**Goal:** Lines containing the string "screenshot" are to be collected in full.

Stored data

┏━━

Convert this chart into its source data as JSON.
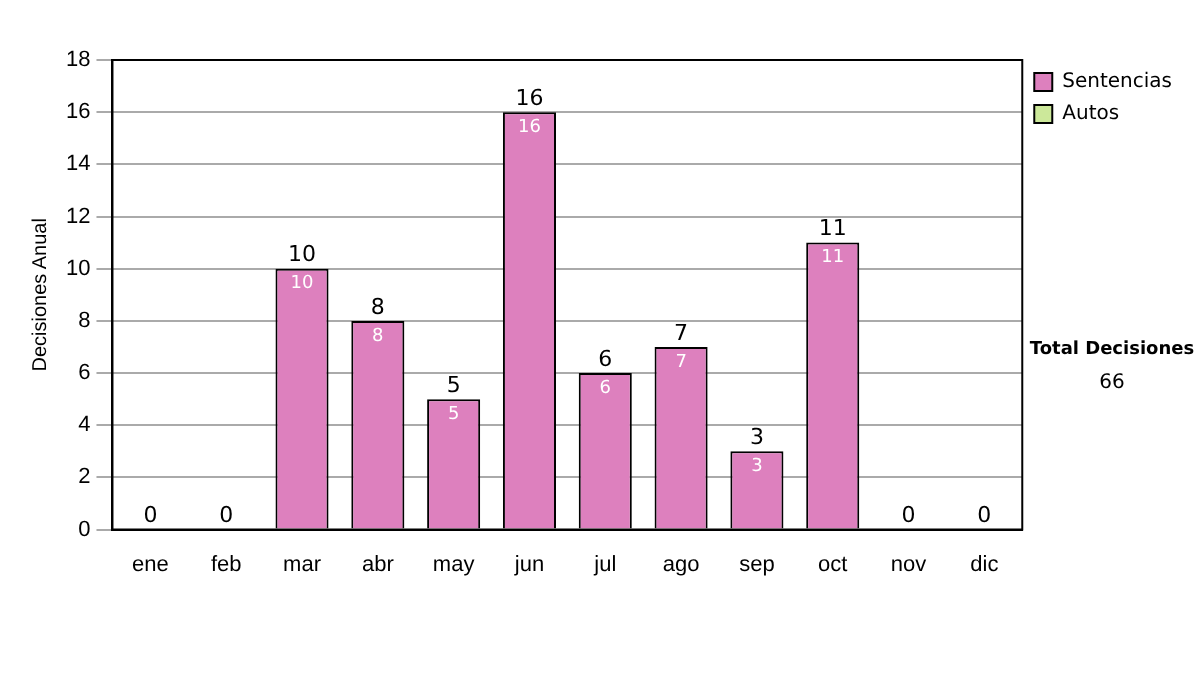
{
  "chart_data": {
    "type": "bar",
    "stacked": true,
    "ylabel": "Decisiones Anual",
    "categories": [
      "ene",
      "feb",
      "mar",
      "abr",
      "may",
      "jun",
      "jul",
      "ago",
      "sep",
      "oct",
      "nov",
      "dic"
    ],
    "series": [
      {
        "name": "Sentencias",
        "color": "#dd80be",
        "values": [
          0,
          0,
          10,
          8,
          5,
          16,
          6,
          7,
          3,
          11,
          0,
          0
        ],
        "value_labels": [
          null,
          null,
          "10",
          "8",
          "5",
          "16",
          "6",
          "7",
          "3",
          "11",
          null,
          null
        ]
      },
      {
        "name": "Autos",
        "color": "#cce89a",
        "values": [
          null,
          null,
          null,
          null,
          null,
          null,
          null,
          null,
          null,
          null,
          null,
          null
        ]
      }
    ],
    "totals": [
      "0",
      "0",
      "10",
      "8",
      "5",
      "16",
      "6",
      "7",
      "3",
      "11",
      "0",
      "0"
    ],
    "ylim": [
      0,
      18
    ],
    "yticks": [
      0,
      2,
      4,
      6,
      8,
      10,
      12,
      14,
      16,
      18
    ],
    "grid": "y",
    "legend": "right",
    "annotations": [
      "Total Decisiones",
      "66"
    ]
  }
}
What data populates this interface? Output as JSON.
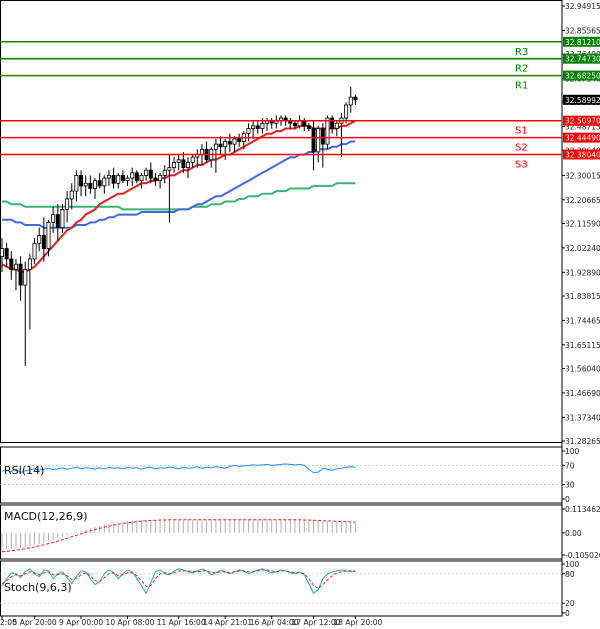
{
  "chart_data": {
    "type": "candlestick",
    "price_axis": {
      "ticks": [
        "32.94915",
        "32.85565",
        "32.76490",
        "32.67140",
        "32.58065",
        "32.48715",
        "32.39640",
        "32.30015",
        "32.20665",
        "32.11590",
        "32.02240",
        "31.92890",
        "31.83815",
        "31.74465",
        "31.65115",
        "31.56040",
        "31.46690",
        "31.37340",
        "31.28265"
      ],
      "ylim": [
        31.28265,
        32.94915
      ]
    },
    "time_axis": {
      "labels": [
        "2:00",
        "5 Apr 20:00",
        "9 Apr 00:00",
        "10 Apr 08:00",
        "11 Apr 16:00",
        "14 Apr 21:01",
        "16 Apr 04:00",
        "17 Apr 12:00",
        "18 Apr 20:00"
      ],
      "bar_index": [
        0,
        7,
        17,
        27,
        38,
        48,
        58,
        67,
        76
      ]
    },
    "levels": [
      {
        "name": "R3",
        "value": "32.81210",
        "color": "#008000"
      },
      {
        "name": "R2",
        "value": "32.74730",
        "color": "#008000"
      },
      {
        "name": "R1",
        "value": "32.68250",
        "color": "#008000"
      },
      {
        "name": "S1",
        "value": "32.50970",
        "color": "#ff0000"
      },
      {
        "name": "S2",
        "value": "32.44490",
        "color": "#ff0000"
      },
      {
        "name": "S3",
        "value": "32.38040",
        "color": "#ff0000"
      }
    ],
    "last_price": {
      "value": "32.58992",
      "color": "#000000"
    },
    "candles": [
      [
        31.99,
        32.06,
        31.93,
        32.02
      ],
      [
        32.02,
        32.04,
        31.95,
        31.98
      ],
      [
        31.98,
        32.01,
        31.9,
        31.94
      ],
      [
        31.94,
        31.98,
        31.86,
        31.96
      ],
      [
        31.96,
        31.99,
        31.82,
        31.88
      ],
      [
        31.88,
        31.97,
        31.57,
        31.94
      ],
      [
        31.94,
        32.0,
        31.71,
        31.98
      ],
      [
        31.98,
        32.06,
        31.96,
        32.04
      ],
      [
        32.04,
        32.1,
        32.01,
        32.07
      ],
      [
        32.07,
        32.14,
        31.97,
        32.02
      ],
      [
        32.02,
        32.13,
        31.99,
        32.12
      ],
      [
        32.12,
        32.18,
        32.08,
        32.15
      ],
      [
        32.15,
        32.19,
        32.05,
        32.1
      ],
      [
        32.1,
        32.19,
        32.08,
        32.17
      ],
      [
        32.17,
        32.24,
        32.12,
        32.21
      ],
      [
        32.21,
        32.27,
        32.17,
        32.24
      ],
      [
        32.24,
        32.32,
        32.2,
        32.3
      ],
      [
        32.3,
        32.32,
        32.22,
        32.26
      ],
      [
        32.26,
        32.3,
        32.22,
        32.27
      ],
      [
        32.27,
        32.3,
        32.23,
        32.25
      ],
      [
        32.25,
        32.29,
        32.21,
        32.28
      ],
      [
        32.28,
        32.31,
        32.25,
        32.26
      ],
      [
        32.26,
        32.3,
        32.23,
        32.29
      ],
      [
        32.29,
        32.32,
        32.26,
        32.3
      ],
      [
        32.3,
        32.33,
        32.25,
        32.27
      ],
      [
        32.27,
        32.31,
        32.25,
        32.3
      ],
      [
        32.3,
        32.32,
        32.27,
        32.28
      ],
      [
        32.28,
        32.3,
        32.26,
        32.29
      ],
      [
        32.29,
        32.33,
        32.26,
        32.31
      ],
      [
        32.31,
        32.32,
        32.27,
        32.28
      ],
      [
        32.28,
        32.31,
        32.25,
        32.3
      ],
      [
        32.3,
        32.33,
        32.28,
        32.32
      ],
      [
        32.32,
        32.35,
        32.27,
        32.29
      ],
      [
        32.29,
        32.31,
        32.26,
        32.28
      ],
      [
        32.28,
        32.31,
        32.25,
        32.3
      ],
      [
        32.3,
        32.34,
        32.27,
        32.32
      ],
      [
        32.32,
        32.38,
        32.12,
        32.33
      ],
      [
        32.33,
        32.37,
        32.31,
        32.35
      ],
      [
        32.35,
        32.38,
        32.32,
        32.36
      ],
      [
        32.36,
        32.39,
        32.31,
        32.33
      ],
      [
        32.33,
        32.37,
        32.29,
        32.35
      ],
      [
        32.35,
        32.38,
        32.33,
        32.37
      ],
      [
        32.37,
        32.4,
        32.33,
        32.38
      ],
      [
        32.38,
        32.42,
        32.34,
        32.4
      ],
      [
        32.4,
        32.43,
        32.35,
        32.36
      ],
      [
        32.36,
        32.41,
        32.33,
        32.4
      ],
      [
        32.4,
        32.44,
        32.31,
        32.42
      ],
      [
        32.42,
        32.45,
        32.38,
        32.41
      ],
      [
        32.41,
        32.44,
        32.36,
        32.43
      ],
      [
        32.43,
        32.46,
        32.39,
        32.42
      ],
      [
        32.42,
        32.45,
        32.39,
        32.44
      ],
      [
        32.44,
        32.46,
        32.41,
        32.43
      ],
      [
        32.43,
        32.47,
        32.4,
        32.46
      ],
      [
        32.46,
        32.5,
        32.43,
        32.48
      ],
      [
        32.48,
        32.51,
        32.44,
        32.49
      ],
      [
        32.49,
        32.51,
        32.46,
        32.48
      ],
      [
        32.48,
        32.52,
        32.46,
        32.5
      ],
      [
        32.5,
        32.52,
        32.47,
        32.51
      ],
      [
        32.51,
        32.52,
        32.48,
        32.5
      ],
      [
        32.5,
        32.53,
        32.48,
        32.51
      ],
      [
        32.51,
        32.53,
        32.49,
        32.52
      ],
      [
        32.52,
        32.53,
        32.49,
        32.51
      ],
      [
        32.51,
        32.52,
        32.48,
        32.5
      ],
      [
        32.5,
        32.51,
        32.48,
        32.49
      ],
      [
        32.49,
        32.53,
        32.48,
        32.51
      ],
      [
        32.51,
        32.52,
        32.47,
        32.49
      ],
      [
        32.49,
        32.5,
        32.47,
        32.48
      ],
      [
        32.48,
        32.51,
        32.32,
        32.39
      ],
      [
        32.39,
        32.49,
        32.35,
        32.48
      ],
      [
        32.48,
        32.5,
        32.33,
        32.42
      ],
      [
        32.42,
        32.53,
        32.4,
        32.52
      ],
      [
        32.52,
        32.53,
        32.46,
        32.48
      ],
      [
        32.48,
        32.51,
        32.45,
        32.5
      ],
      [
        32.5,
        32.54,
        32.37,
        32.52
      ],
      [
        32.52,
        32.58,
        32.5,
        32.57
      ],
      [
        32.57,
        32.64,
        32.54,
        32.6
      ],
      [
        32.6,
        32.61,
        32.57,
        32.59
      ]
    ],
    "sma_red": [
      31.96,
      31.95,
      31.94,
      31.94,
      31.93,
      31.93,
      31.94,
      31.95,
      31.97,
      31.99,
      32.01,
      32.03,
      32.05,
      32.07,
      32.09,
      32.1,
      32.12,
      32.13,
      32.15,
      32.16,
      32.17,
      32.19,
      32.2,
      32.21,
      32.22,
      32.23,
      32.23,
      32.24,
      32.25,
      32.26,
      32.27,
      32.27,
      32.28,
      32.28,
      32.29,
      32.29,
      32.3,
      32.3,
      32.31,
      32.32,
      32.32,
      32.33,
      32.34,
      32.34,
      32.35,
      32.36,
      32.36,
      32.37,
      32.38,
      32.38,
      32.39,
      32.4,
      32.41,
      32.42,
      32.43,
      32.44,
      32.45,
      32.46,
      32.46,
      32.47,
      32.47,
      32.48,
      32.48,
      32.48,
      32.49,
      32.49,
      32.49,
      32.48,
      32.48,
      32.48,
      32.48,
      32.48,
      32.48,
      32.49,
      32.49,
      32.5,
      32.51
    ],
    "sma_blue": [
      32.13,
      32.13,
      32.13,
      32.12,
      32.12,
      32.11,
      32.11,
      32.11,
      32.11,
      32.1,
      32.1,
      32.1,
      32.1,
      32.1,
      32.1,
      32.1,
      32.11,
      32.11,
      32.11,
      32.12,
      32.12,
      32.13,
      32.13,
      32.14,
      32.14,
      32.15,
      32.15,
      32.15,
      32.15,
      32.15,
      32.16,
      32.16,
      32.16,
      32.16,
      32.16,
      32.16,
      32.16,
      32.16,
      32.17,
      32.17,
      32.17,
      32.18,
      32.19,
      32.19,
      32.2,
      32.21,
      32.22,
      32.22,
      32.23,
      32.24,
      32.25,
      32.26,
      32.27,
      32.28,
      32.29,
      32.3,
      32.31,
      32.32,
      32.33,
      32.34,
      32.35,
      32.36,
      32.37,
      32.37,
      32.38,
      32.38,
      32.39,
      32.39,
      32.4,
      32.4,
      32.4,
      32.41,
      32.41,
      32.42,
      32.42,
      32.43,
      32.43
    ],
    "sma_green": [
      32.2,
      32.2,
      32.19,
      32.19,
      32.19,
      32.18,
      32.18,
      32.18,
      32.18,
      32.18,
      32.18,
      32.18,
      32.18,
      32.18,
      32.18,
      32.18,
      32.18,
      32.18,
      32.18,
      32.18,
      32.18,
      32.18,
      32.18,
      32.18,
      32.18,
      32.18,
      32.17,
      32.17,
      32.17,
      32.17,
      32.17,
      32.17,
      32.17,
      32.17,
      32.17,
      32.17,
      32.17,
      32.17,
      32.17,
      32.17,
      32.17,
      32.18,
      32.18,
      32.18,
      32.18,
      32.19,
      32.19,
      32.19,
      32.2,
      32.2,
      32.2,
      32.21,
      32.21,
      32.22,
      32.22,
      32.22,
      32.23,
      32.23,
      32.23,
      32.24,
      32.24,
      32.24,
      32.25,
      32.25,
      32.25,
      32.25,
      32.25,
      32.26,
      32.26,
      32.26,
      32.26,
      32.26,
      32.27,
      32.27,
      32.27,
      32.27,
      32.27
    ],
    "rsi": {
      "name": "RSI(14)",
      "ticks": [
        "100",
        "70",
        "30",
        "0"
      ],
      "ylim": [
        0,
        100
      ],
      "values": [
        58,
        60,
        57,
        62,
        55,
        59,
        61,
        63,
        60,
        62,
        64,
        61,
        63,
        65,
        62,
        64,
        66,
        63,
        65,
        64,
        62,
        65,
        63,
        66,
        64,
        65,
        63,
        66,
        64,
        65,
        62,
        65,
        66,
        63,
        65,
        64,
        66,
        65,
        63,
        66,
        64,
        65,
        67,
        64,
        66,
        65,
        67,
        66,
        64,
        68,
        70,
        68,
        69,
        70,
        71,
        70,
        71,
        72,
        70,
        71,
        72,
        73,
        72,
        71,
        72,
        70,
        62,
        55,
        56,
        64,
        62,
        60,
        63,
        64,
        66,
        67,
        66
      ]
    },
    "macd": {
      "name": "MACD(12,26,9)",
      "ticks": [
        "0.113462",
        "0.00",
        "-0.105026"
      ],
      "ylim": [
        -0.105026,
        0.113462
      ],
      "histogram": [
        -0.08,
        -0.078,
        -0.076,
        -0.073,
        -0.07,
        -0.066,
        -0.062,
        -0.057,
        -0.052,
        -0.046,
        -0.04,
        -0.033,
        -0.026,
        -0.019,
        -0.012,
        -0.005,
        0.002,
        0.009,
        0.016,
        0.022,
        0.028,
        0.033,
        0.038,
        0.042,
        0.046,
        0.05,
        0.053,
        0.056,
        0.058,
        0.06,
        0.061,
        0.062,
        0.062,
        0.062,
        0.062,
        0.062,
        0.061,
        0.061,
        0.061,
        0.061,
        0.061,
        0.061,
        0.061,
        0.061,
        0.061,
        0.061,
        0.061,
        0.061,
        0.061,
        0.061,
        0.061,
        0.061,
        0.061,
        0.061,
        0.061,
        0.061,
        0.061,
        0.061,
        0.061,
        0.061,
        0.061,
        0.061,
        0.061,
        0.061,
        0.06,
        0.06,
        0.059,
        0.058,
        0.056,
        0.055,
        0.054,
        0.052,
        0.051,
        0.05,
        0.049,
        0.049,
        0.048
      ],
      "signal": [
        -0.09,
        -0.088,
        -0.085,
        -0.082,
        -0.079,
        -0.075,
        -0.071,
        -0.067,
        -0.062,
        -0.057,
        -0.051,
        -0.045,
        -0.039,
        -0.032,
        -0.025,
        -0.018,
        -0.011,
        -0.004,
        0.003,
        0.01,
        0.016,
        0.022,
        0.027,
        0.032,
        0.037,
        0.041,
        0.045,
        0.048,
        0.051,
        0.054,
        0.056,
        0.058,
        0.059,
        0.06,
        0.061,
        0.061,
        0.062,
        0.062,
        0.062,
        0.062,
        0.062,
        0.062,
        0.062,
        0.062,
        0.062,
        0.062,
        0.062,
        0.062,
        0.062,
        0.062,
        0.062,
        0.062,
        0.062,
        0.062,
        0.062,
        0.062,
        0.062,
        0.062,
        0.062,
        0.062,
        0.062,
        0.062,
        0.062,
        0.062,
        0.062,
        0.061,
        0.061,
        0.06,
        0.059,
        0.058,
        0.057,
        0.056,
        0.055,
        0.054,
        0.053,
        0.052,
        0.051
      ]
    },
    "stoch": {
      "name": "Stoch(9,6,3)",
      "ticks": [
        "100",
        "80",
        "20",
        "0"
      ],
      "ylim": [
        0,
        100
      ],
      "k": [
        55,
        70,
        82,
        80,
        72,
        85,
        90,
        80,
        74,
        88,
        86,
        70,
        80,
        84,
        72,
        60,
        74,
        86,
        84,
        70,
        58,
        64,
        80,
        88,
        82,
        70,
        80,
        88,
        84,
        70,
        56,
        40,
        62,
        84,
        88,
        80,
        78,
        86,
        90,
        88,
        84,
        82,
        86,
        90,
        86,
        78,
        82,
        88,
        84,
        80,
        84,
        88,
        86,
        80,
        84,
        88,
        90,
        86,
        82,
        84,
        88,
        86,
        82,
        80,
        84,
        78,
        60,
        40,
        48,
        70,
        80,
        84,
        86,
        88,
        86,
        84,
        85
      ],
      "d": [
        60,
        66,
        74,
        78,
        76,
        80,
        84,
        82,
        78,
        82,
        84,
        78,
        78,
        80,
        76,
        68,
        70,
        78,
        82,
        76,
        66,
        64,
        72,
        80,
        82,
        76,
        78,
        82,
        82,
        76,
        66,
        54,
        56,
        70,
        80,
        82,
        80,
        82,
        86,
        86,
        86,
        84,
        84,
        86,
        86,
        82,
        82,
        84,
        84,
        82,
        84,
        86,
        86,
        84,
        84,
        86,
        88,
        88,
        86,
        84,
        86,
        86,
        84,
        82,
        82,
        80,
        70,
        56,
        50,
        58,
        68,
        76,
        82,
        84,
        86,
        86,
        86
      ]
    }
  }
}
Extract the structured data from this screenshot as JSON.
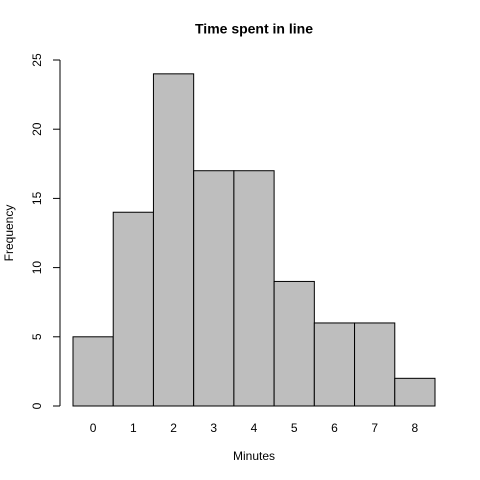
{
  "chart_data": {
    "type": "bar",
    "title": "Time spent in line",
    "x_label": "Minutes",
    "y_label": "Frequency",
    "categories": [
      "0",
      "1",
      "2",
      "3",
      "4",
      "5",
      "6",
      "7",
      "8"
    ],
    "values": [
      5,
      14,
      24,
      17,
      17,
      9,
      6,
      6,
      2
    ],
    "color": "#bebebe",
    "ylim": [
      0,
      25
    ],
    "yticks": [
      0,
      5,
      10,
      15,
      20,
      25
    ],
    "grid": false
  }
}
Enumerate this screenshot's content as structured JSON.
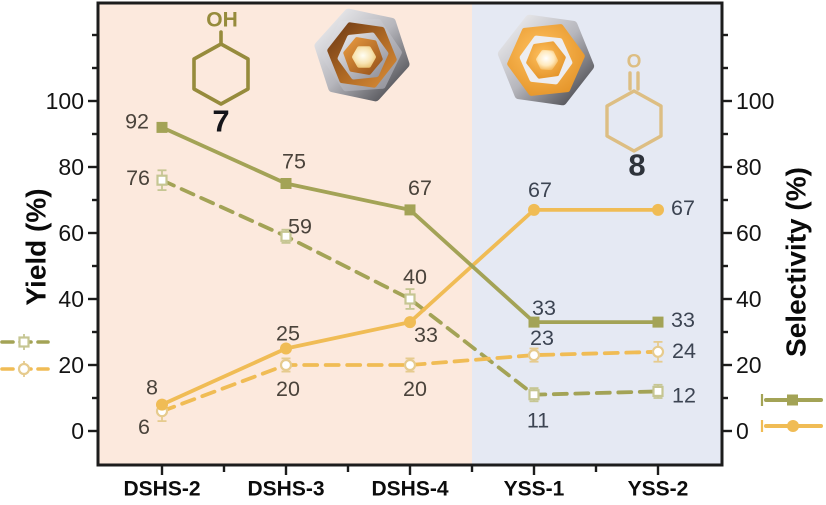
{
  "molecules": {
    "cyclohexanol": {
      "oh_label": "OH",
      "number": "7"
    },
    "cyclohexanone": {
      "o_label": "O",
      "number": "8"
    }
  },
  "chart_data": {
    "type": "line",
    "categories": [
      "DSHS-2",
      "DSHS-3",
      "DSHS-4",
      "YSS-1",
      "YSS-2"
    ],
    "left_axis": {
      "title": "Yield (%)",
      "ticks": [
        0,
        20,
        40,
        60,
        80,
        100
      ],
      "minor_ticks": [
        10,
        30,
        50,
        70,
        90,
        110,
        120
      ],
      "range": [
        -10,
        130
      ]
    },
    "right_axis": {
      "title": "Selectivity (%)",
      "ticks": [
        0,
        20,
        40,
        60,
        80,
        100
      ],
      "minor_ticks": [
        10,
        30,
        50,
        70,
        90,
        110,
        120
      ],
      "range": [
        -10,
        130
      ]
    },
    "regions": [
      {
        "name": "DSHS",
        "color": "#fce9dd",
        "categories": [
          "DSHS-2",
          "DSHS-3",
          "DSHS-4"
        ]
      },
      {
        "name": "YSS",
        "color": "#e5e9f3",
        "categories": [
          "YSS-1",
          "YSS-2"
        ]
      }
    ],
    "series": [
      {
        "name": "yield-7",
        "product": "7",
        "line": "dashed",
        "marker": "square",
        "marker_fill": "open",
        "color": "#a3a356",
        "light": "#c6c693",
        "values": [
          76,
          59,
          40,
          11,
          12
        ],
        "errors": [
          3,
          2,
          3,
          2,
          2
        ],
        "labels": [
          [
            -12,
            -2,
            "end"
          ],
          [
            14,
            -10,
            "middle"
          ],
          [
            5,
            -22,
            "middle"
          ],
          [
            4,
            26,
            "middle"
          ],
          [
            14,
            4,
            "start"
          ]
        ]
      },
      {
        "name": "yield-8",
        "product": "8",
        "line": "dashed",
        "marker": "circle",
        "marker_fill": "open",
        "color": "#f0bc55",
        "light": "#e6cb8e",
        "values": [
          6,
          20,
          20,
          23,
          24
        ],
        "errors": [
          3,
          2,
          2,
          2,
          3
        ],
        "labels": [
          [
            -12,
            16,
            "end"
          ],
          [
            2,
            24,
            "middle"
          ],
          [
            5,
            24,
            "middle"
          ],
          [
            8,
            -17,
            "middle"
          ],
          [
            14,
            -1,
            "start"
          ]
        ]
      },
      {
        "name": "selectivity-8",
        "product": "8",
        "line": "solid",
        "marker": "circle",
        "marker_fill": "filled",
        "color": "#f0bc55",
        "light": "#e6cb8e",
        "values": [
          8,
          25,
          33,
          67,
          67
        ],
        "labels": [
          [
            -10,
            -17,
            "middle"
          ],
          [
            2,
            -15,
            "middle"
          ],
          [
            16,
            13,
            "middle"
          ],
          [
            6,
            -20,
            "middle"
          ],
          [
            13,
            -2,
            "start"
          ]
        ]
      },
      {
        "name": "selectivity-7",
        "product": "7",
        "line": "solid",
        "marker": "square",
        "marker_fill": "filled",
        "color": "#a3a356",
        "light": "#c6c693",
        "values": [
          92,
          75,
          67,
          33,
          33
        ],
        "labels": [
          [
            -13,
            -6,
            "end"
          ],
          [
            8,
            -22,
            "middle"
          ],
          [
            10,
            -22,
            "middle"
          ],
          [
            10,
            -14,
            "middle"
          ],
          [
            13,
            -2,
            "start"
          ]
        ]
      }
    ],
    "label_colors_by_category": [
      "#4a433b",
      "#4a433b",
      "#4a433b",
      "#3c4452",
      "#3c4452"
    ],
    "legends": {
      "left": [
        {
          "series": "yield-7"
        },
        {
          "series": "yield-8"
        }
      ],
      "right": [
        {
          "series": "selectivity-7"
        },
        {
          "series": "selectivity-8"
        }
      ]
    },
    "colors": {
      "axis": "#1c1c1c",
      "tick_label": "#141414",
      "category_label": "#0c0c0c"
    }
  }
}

┗━━

**Task response:**
Extract the structured data from this screenshot as JSON.
Enumerate this screenshot's content as structured JSON.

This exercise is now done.